Pictures do not belong in the copy; restate the records below word for word.

Figure dataset records:
□ □ □
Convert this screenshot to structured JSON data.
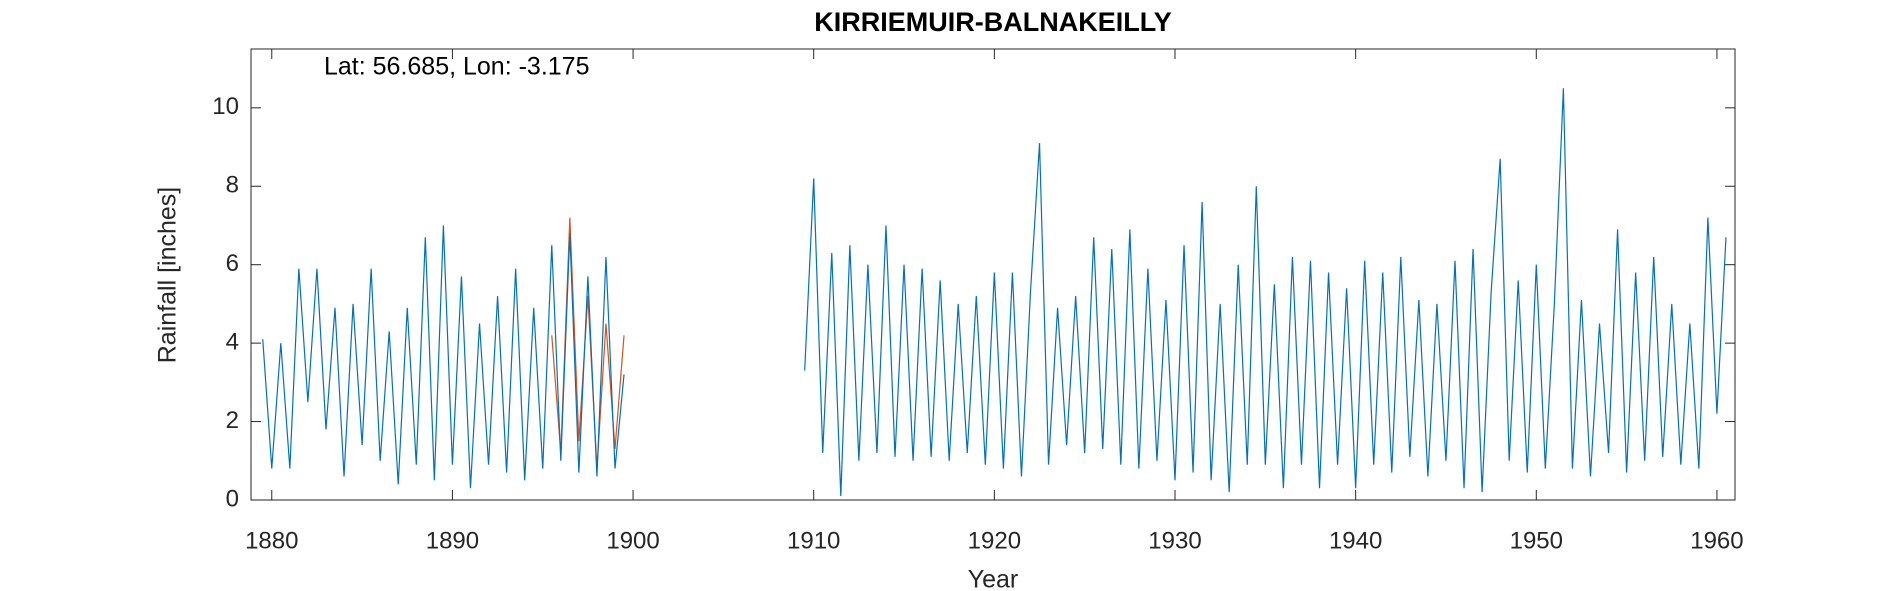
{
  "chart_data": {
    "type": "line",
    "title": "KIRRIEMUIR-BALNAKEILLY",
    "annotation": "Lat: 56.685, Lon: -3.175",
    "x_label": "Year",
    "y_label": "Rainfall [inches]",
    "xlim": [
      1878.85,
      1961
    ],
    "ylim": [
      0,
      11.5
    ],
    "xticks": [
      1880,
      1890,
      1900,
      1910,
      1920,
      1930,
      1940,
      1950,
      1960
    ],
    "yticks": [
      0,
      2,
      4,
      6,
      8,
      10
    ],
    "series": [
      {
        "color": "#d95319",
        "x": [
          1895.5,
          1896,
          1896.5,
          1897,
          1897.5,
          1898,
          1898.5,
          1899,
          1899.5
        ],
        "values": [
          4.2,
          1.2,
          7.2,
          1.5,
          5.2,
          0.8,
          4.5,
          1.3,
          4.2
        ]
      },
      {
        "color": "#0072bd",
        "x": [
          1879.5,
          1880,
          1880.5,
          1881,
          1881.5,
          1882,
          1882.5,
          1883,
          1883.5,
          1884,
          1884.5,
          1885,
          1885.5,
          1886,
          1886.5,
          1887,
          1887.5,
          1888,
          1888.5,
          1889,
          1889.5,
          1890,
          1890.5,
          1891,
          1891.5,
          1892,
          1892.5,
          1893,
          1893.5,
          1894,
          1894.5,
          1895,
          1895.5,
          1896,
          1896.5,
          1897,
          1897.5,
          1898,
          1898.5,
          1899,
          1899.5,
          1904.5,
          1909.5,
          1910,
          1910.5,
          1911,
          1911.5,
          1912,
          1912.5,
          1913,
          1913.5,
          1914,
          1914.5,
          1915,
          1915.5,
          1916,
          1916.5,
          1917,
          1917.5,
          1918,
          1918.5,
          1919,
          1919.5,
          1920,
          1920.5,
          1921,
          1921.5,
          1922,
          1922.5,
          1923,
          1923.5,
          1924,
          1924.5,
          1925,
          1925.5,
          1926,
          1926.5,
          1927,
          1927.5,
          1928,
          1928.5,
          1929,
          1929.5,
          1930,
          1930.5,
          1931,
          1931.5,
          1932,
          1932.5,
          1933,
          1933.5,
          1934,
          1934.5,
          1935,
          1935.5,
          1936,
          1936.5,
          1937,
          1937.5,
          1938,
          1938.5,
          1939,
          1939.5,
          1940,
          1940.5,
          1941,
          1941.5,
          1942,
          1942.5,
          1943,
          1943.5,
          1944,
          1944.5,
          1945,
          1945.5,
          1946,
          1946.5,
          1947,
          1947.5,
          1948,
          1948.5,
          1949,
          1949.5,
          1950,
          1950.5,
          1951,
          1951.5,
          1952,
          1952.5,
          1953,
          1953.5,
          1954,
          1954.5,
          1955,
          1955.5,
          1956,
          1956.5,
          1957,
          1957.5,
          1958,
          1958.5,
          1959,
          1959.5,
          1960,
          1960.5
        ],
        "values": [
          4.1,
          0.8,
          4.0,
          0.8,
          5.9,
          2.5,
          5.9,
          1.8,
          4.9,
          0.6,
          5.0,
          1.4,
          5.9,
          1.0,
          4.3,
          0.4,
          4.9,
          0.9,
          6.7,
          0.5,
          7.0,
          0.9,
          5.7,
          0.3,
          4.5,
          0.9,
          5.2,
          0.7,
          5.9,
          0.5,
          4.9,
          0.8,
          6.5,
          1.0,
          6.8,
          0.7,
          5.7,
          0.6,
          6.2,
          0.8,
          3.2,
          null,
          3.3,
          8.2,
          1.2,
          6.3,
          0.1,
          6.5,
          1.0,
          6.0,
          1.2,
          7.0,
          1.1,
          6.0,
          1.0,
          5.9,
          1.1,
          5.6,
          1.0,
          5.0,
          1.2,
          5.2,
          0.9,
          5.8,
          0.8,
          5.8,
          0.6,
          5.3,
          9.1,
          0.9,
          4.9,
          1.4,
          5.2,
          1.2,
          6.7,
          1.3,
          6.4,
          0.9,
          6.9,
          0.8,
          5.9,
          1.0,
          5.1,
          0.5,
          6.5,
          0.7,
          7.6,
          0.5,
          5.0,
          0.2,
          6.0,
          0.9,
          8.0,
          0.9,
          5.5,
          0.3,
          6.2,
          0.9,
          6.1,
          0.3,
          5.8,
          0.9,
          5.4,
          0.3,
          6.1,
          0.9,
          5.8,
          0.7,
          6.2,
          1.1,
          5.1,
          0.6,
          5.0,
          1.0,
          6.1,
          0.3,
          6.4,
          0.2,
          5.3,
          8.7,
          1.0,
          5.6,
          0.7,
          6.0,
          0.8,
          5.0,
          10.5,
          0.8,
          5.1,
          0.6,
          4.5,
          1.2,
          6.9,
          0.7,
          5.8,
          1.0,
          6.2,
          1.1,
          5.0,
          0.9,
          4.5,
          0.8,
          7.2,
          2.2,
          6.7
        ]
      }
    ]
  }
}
□ □ □
* THE COMPLETED TASK
Convert this screenshot to structured JSON data.
{
  "chart_data": {
    "type": "line",
    "title": "KIRRIEMUIR-BALNAKEILLY",
    "annotation": "Lat: 56.685, Lon: -3.175",
    "x_label": "Year",
    "y_label": "Rainfall [inches]",
    "xlim": [
      1878.85,
      1961
    ],
    "ylim": [
      0,
      11.5
    ],
    "xticks": [
      1880,
      1890,
      1900,
      1910,
      1920,
      1930,
      1940,
      1950,
      1960
    ],
    "yticks": [
      0,
      2,
      4,
      6,
      8,
      10
    ],
    "series": [
      {
        "color": "#d95319",
        "x": [
          1895.5,
          1896,
          1896.5,
          1897,
          1897.5,
          1898,
          1898.5,
          1899,
          1899.5
        ],
        "values": [
          4.2,
          1.2,
          7.2,
          1.5,
          5.2,
          0.8,
          4.5,
          1.3,
          4.2
        ]
      },
      {
        "color": "#0072bd",
        "x": [
          1879.5,
          1880,
          1880.5,
          1881,
          1881.5,
          1882,
          1882.5,
          1883,
          1883.5,
          1884,
          1884.5,
          1885,
          1885.5,
          1886,
          1886.5,
          1887,
          1887.5,
          1888,
          1888.5,
          1889,
          1889.5,
          1890,
          1890.5,
          1891,
          1891.5,
          1892,
          1892.5,
          1893,
          1893.5,
          1894,
          1894.5,
          1895,
          1895.5,
          1896,
          1896.5,
          1897,
          1897.5,
          1898,
          1898.5,
          1899,
          1899.5,
          1904.5,
          1909.5,
          1910,
          1910.5,
          1911,
          1911.5,
          1912,
          1912.5,
          1913,
          1913.5,
          1914,
          1914.5,
          1915,
          1915.5,
          1916,
          1916.5,
          1917,
          1917.5,
          1918,
          1918.5,
          1919,
          1919.5,
          1920,
          1920.5,
          1921,
          1921.5,
          1922,
          1922.5,
          1923,
          1923.5,
          1924,
          1924.5,
          1925,
          1925.5,
          1926,
          1926.5,
          1927,
          1927.5,
          1928,
          1928.5,
          1929,
          1929.5,
          1930,
          1930.5,
          1931,
          1931.5,
          1932,
          1932.5,
          1933,
          1933.5,
          1934,
          1934.5,
          1935,
          1935.5,
          1936,
          1936.5,
          1937,
          1937.5,
          1938,
          1938.5,
          1939,
          1939.5,
          1940,
          1940.5,
          1941,
          1941.5,
          1942,
          1942.5,
          1943,
          1943.5,
          1944,
          1944.5,
          1945,
          1945.5,
          1946,
          1946.5,
          1947,
          1947.5,
          1948,
          1948.5,
          1949,
          1949.5,
          1950,
          1950.5,
          1951,
          1951.5,
          1952,
          1952.5,
          1953,
          1953.5,
          1954,
          1954.5,
          1955,
          1955.5,
          1956,
          1956.5,
          1957,
          1957.5,
          1958,
          1958.5,
          1959,
          1959.5,
          1960,
          1960.5
        ],
        "values": [
          4.1,
          0.8,
          4.0,
          0.8,
          5.9,
          2.5,
          5.9,
          1.8,
          4.9,
          0.6,
          5.0,
          1.4,
          5.9,
          1.0,
          4.3,
          0.4,
          4.9,
          0.9,
          6.7,
          0.5,
          7.0,
          0.9,
          5.7,
          0.3,
          4.5,
          0.9,
          5.2,
          0.7,
          5.9,
          0.5,
          4.9,
          0.8,
          6.5,
          1.0,
          6.8,
          0.7,
          5.7,
          0.6,
          6.2,
          0.8,
          3.2,
          null,
          3.3,
          8.2,
          1.2,
          6.3,
          0.1,
          6.5,
          1.0,
          6.0,
          1.2,
          7.0,
          1.1,
          6.0,
          1.0,
          5.9,
          1.1,
          5.6,
          1.0,
          5.0,
          1.2,
          5.2,
          0.9,
          5.8,
          0.8,
          5.8,
          0.6,
          5.3,
          9.1,
          0.9,
          4.9,
          1.4,
          5.2,
          1.2,
          6.7,
          1.3,
          6.4,
          0.9,
          6.9,
          0.8,
          5.9,
          1.0,
          5.1,
          0.5,
          6.5,
          0.7,
          7.6,
          0.5,
          5.0,
          0.2,
          6.0,
          0.9,
          8.0,
          0.9,
          5.5,
          0.3,
          6.2,
          0.9,
          6.1,
          0.3,
          5.8,
          0.9,
          5.4,
          0.3,
          6.1,
          0.9,
          5.8,
          0.7,
          6.2,
          1.1,
          5.1,
          0.6,
          5.0,
          1.0,
          6.1,
          0.3,
          6.4,
          0.2,
          5.3,
          8.7,
          1.0,
          5.6,
          0.7,
          6.0,
          0.8,
          5.0,
          10.5,
          0.8,
          5.1,
          0.6,
          4.5,
          1.2,
          6.9,
          0.7,
          5.8,
          1.0,
          6.2,
          1.1,
          5.0,
          0.9,
          4.5,
          0.8,
          7.2,
          2.2,
          6.7
        ]
      }
    ]
  }
}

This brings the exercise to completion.